▶ **EXERCISE DETAILS**
Reproduce the material below word for word, starting with its first line and going on through the line with "message-bubble-outgoing[interactable]: this is", that line included.

Recorded data
--------

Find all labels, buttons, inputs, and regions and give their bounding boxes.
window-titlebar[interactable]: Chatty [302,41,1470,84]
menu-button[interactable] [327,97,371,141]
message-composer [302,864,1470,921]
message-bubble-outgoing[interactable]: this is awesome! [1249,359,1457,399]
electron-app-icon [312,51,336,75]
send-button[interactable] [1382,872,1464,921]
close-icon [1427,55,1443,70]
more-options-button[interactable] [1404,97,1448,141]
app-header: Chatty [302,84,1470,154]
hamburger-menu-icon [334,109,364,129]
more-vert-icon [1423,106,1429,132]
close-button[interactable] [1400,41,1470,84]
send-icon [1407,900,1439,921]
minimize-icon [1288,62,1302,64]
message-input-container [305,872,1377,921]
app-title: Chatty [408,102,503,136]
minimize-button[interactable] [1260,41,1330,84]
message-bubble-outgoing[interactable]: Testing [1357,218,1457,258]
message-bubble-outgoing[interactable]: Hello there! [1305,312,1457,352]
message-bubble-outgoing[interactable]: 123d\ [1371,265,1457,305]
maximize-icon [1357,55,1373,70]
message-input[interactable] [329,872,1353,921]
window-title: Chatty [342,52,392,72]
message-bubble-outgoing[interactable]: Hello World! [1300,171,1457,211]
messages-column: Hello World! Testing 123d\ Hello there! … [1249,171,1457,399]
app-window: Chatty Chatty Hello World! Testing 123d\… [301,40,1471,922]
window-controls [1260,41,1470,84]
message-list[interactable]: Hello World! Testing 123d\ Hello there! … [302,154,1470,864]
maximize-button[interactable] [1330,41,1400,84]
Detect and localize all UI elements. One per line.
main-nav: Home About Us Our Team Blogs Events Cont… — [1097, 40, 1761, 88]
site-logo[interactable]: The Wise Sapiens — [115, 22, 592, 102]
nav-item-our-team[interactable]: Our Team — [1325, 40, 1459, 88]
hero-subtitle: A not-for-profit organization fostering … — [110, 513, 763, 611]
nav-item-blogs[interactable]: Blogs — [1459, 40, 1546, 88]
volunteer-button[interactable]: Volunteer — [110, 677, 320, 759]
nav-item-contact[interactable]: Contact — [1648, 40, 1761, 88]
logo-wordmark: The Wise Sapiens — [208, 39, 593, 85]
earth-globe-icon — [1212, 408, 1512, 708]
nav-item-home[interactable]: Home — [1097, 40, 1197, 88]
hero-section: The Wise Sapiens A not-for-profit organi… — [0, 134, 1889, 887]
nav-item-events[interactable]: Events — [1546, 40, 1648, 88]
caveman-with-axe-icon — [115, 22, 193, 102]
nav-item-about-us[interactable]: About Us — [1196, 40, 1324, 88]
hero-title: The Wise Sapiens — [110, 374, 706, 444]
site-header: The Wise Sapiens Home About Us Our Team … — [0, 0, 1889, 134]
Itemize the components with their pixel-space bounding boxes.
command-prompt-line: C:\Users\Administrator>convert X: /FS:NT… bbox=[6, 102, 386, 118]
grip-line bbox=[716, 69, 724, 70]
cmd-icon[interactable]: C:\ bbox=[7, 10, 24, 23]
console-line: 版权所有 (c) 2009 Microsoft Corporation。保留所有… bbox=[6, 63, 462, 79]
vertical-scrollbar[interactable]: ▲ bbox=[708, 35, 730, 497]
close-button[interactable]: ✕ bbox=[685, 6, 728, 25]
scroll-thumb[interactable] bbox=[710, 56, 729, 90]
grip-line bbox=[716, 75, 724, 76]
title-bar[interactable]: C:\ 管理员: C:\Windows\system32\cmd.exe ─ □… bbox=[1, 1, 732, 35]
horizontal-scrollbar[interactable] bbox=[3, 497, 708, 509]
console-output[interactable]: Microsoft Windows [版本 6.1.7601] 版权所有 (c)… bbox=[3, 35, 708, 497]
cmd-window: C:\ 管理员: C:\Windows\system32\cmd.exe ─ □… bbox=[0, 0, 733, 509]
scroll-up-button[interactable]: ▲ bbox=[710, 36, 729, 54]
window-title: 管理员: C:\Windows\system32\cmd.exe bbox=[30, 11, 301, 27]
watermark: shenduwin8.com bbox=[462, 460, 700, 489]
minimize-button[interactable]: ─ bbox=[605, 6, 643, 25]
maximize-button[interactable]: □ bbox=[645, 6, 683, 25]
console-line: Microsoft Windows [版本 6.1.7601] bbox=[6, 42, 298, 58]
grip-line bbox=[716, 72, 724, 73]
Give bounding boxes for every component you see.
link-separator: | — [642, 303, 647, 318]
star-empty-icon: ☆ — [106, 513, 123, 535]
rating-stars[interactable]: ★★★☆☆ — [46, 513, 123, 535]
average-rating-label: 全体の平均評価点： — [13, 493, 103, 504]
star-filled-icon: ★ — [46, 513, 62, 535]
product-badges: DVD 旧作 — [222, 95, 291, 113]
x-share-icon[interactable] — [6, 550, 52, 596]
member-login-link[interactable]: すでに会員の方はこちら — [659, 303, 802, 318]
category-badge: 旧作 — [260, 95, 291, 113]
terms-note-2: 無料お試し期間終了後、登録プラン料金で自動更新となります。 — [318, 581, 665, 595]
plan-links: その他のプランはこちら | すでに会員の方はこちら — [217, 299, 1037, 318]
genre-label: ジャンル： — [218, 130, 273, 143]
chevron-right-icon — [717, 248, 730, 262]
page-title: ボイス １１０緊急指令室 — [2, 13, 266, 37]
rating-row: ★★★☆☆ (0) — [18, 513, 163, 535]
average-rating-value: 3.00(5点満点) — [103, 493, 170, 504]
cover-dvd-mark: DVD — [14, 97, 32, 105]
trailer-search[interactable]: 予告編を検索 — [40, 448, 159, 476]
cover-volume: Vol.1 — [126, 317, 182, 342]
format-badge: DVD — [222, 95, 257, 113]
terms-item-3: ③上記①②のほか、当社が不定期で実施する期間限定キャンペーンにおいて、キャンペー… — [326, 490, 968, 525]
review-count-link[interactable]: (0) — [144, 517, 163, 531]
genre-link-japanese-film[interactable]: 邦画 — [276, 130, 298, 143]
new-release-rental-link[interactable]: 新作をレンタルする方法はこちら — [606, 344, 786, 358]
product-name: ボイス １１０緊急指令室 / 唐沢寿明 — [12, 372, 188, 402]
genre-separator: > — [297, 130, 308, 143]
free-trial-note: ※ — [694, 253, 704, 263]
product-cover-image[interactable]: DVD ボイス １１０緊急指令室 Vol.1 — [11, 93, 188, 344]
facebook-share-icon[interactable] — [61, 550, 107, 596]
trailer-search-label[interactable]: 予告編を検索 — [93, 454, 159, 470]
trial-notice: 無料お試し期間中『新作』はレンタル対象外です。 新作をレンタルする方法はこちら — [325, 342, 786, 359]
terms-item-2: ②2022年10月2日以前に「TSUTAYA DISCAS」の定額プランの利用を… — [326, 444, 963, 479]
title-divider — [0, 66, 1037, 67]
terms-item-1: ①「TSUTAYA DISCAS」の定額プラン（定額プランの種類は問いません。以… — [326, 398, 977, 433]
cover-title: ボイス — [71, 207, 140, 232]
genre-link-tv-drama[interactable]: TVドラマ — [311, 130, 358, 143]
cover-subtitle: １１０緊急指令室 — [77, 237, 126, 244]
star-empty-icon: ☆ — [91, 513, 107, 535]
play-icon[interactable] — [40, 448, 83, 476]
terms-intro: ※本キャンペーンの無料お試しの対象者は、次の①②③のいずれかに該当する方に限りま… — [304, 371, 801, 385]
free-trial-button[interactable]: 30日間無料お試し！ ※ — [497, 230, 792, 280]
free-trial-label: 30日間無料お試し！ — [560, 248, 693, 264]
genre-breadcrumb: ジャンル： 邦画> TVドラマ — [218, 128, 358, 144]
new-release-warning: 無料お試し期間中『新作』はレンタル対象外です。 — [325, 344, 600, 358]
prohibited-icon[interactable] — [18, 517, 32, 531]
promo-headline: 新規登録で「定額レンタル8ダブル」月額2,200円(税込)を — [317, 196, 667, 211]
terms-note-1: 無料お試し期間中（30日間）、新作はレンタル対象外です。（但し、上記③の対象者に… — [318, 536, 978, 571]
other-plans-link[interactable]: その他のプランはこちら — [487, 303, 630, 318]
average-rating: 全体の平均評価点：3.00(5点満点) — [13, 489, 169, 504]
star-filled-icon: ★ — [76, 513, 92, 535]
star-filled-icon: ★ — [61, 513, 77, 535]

--------

▶ **TASK ANSWER**
Find all labels, buttons, inputs, and regions and give their bounding boxes.
window-titlebar[interactable]: Chatty [302,41,1470,84]
menu-button[interactable] [327,97,371,141]
message-composer [302,864,1470,921]
message-bubble-outgoing[interactable]: this is awesome! [1249,359,1457,399]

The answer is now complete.